## DATASET RECORDS
* * * *

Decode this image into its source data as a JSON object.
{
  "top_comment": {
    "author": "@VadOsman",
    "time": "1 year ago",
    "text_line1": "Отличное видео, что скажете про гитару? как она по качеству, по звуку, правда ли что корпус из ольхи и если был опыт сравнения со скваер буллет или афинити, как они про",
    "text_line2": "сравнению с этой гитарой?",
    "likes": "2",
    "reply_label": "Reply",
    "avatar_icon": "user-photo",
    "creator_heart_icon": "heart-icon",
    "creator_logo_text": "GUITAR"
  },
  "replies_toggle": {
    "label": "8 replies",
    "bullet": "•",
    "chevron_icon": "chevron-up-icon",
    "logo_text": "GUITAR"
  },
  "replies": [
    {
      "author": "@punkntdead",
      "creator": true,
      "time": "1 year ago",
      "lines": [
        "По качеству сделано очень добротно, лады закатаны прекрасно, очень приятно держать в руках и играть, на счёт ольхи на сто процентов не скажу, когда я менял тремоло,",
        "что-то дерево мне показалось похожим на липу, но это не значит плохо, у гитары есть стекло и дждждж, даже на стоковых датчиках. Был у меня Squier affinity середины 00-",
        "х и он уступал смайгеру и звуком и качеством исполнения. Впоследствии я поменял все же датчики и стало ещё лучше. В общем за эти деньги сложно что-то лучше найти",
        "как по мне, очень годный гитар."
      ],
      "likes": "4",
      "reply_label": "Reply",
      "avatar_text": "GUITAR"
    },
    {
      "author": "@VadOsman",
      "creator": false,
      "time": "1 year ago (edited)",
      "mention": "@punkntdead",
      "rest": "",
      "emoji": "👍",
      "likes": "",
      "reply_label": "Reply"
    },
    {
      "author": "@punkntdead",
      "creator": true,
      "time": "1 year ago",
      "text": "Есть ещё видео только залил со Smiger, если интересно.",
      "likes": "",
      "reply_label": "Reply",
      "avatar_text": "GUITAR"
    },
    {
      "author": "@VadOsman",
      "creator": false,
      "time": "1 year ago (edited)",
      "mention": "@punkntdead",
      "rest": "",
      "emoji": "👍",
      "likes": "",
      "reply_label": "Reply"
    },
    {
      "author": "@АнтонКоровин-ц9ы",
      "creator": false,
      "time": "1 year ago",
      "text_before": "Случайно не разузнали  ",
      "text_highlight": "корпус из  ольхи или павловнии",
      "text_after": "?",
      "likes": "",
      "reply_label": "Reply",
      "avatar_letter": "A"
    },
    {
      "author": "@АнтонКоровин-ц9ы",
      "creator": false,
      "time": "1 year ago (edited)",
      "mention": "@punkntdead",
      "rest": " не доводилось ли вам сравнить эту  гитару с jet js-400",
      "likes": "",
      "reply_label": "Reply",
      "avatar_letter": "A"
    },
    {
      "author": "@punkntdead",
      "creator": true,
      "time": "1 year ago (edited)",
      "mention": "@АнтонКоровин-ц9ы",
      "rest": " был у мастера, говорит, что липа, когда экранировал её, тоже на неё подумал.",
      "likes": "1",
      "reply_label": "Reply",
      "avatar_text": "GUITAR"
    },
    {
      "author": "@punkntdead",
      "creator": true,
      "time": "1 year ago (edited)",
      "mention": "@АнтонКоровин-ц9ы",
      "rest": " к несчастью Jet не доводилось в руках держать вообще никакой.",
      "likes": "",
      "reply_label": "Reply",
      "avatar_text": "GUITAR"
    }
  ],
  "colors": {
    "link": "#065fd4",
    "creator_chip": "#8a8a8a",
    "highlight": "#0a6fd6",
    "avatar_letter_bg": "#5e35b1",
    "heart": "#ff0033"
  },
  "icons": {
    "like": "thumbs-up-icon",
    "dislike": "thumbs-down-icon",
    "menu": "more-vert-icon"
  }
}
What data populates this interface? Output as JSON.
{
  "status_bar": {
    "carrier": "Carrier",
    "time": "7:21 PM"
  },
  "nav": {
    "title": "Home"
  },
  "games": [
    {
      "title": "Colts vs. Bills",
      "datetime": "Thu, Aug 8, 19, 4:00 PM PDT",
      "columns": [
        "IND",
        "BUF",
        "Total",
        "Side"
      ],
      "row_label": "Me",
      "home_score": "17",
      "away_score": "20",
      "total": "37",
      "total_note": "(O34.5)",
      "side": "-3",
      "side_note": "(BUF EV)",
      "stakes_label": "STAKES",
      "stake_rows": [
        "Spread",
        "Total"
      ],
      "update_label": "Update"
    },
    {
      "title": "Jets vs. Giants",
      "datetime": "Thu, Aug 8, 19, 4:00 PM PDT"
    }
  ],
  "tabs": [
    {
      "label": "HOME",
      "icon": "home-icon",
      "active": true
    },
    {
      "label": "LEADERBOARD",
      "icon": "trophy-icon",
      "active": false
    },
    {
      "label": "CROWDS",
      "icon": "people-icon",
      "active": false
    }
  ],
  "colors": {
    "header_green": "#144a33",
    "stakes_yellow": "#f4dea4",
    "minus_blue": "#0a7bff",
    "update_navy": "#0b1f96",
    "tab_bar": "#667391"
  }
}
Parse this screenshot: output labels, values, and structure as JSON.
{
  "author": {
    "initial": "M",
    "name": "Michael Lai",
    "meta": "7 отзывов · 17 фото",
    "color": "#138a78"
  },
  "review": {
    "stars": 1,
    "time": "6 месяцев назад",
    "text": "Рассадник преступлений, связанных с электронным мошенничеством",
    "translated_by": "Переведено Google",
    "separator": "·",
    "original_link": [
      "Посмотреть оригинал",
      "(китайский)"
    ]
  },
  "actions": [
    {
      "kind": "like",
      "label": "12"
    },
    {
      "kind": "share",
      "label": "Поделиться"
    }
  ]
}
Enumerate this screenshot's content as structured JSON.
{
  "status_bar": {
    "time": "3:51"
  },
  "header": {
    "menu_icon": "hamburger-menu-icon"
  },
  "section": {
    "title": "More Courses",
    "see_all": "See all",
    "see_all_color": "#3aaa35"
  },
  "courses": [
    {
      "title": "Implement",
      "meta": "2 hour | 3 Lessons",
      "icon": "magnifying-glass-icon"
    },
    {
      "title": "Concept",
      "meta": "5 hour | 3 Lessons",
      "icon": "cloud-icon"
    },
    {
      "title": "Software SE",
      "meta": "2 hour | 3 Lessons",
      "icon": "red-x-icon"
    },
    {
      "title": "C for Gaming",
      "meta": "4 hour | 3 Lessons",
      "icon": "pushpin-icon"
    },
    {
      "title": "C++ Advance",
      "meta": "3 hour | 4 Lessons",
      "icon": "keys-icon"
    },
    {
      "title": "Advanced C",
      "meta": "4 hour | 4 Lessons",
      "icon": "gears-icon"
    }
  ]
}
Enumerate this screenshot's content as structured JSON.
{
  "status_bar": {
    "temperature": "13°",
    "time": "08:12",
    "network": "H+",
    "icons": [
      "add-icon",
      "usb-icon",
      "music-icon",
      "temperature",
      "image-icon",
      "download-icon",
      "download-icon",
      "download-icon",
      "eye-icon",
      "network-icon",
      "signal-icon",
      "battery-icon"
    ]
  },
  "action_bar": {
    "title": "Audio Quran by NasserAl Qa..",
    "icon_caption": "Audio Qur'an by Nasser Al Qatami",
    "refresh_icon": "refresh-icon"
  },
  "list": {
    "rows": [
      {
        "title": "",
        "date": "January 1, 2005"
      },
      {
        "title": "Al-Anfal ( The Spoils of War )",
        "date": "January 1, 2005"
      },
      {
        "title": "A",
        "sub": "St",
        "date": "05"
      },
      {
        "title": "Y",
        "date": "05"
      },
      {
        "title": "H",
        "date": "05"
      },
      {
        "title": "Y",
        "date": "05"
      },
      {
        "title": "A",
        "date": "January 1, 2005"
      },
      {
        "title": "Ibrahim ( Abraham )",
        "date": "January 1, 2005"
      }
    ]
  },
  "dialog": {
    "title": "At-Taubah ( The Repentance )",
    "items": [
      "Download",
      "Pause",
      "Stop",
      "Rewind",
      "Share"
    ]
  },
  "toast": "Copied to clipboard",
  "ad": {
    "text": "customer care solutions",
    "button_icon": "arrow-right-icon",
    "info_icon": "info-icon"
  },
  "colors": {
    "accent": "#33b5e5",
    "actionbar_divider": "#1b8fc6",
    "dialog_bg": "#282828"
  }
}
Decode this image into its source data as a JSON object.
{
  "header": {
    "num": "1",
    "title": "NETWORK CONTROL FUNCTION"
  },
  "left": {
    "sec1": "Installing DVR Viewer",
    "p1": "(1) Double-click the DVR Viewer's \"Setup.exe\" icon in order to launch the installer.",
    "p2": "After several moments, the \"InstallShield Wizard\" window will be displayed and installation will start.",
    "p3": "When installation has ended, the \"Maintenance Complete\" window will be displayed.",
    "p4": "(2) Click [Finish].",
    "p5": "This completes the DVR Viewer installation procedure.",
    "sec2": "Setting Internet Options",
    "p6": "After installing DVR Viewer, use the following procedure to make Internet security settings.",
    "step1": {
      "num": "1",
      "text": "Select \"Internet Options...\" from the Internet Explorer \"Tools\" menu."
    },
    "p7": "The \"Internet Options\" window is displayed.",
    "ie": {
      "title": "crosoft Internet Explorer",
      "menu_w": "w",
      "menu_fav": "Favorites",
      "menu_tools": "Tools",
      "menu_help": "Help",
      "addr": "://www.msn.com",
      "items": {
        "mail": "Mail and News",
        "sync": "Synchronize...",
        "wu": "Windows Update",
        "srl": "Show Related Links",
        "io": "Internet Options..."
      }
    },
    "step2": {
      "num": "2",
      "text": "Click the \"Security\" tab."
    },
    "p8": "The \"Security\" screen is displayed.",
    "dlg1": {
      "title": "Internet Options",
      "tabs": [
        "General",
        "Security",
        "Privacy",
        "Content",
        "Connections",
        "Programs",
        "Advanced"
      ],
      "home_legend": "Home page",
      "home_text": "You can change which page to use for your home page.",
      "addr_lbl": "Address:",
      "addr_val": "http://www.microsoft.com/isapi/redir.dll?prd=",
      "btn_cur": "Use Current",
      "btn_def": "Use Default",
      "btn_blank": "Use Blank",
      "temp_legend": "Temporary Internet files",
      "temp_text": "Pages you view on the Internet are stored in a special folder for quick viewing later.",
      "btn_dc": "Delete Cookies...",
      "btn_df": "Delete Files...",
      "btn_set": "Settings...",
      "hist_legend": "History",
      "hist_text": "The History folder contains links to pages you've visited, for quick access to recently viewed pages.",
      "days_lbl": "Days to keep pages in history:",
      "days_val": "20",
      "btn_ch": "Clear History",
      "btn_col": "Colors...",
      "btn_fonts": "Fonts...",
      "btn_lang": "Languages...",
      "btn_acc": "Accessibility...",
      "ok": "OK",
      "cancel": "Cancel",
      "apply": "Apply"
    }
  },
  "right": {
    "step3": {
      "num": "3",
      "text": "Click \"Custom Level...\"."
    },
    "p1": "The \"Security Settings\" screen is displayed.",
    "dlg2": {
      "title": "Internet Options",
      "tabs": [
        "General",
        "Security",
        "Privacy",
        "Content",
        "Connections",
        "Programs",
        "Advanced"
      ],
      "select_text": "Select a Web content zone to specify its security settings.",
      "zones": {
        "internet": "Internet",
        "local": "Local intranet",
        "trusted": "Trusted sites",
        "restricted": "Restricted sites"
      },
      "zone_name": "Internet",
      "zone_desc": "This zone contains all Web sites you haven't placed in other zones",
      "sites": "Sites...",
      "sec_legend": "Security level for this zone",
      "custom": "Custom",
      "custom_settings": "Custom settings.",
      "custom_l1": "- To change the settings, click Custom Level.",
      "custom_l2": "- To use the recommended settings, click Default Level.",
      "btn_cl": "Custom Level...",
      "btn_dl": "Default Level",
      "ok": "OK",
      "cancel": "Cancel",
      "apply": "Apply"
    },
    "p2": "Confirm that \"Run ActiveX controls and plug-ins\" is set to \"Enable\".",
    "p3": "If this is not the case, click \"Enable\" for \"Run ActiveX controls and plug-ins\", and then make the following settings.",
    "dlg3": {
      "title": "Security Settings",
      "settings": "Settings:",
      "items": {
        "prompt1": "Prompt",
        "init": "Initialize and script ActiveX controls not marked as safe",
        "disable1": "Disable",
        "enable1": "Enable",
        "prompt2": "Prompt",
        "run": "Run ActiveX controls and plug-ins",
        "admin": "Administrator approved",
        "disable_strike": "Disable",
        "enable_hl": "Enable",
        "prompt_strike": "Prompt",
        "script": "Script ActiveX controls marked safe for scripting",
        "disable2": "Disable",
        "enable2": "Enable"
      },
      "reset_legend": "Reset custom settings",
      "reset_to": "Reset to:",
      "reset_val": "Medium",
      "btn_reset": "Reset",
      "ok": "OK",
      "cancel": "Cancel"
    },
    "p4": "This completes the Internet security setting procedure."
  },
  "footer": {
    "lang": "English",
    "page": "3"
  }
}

* * * *

## REQUIRED WORK
Copy out the lines in which the string "когда" appears.

## COMPLETE OUTPUT
        "По качеству сделано очень добротно, лады закатаны прекрасно, очень приятно держать в руках и играть, на счёт ольхи на сто процентов не скажу, когда я менял тремоло,",
      "rest": " был у мастера, говорит, что липа, когда экранировал её, тоже на неё подумал.",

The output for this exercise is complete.